__STATED EXERCISE__: Check each line of the listing for the word "entire" and give only the number of lines that have it.

(Dataset entries)

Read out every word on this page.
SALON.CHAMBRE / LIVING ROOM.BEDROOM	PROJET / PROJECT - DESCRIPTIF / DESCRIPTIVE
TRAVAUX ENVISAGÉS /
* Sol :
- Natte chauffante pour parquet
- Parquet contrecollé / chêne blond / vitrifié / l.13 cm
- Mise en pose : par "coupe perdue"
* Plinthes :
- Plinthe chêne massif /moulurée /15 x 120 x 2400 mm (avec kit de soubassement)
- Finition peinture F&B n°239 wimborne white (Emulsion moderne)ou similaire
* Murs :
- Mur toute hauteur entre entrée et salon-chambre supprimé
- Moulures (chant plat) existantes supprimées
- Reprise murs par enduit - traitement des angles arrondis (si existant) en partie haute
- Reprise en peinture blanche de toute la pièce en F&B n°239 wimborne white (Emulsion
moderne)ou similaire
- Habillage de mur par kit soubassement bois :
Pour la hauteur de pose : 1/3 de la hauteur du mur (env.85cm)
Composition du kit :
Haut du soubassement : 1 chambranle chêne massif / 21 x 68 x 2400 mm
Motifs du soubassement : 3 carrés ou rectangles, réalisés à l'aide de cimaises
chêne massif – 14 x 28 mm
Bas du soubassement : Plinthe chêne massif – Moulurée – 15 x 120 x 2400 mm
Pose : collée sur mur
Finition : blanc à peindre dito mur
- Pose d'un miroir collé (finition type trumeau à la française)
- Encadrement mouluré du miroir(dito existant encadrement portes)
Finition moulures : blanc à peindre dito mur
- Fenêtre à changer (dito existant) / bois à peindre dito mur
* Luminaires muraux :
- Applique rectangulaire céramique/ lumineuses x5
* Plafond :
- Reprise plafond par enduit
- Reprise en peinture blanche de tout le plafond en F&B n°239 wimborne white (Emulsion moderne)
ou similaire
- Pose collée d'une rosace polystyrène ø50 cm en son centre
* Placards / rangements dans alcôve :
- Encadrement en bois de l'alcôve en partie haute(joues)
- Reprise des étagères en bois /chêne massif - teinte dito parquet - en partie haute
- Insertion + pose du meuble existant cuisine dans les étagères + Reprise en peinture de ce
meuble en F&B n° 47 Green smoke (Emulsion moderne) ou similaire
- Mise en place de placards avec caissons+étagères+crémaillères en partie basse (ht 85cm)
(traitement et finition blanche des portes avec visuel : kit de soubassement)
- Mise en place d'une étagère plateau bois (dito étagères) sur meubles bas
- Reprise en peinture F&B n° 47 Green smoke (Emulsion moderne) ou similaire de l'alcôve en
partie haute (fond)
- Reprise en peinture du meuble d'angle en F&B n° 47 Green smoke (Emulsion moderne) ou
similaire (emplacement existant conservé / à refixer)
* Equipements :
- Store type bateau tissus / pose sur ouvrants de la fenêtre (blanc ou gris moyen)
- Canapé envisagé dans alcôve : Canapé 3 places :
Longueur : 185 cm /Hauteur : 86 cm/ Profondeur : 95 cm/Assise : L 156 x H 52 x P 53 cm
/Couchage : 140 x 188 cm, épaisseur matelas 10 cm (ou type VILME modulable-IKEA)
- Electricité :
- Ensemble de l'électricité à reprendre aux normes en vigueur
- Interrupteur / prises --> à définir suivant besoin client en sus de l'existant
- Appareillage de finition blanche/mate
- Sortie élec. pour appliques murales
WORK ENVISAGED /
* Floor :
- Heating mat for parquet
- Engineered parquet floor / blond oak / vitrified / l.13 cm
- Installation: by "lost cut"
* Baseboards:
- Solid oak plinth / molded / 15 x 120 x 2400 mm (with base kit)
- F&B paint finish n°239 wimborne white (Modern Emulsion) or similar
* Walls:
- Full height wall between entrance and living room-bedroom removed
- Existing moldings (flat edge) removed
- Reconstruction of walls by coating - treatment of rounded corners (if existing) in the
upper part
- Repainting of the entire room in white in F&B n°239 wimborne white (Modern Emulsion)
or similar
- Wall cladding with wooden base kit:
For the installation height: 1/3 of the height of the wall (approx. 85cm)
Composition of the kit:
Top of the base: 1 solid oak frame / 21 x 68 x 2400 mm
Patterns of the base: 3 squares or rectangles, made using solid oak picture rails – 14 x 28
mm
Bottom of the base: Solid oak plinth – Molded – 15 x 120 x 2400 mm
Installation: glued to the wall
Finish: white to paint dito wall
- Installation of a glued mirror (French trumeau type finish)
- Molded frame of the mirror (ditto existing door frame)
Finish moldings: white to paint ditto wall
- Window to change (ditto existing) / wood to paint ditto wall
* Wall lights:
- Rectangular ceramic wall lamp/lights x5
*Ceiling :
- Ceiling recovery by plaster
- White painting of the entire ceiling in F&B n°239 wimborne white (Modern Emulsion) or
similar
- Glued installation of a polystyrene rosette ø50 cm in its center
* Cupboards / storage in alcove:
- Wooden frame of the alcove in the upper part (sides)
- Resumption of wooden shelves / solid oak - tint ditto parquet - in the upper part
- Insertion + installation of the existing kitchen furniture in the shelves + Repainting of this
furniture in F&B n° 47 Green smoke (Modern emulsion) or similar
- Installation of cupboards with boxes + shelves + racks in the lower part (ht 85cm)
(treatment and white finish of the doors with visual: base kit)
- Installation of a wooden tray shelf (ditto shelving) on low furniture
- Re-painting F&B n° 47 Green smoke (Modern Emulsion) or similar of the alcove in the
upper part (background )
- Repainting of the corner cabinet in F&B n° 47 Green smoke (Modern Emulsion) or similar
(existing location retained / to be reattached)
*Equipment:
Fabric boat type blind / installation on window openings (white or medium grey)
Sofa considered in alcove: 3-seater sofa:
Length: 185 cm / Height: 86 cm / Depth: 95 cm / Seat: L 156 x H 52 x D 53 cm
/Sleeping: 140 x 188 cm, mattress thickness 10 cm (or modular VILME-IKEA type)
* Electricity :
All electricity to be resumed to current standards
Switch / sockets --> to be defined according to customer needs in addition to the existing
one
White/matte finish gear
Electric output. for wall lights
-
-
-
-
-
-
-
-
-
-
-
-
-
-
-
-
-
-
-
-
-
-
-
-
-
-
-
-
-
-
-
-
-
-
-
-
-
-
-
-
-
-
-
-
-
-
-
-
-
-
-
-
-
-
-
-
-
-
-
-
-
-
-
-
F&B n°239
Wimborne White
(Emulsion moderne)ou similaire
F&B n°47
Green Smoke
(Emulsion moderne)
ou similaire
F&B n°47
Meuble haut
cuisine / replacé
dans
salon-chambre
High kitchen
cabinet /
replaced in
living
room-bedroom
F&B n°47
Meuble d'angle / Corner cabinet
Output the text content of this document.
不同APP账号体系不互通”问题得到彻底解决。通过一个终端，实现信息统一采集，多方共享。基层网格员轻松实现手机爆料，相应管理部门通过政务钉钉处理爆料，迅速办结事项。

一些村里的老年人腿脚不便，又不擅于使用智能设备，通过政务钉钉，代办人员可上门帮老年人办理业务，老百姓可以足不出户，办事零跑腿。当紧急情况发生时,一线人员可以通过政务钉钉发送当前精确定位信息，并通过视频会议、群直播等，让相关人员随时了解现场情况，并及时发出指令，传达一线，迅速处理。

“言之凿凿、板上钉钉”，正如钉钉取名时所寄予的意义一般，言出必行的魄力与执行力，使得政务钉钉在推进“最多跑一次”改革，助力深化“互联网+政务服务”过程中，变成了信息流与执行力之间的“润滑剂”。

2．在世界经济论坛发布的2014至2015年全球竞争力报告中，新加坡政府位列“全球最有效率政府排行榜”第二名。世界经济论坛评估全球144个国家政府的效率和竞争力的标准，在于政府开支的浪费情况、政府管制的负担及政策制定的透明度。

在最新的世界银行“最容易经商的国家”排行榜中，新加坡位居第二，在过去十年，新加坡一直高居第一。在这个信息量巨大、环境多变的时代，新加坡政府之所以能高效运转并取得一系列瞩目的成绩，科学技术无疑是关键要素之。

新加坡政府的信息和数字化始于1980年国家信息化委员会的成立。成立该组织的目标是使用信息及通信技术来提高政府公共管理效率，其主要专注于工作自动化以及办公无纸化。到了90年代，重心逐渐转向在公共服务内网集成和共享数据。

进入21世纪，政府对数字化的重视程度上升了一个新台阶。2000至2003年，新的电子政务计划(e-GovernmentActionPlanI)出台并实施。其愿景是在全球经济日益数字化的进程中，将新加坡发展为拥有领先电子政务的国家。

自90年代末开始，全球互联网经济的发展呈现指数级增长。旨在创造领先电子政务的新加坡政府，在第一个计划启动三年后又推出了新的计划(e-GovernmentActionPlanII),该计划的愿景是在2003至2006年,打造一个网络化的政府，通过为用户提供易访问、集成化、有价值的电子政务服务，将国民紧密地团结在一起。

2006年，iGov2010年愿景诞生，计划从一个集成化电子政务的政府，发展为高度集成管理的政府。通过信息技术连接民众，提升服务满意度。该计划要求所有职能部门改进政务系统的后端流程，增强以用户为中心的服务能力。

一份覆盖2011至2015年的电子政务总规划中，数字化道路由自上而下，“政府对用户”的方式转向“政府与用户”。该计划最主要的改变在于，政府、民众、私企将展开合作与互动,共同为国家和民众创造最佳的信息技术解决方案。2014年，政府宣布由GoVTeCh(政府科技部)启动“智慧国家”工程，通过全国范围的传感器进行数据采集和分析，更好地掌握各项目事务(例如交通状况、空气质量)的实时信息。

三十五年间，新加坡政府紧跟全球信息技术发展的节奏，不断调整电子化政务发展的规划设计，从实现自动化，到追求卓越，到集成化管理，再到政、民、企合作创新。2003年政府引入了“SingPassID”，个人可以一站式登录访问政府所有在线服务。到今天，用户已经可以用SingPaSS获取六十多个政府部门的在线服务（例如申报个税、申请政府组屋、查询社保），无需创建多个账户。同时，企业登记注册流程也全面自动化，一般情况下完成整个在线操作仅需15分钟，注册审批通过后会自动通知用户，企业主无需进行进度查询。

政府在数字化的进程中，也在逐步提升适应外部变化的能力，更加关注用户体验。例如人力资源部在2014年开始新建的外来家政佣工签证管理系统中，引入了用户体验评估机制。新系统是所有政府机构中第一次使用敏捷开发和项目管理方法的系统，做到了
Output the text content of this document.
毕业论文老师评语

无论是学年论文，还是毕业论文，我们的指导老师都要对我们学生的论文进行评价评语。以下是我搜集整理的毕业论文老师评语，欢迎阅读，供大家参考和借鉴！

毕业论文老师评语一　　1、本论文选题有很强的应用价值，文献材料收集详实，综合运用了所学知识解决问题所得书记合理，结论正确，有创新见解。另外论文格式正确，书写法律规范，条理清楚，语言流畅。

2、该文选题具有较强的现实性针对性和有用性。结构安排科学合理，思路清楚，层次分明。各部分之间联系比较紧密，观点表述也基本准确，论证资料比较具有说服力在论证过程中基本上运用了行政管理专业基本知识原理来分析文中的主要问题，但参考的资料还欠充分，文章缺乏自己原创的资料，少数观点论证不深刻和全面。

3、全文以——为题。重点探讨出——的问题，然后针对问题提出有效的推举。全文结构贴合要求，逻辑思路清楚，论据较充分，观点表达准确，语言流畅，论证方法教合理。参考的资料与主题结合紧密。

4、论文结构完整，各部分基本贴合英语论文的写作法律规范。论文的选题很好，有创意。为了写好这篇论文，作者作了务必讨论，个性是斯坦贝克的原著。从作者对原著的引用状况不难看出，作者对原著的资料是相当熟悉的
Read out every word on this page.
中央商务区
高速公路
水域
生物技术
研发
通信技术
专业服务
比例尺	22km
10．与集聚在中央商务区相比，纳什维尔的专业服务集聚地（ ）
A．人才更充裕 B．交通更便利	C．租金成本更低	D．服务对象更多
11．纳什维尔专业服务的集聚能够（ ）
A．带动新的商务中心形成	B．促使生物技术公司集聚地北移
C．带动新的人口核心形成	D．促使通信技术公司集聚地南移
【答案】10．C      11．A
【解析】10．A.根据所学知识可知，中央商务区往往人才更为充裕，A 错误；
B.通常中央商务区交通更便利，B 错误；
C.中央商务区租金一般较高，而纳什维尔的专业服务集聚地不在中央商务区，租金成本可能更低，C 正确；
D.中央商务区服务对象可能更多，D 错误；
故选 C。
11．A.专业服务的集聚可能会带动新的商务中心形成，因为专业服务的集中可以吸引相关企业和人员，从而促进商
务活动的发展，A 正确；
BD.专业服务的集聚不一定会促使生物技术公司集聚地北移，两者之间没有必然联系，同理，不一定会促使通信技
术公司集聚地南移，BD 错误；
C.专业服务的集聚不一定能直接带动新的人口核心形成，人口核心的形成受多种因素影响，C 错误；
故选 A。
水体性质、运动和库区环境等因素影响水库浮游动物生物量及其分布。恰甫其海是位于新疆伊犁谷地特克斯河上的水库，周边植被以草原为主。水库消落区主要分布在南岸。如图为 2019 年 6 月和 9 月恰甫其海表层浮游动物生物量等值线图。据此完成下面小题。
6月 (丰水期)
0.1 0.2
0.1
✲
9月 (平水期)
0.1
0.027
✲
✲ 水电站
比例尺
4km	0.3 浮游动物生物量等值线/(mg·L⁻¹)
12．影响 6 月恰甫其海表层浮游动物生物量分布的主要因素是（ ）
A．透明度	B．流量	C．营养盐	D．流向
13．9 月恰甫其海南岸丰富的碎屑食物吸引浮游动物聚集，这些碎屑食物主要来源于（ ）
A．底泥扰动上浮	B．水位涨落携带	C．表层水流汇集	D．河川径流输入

__ANSWER TO THE TASK__: 2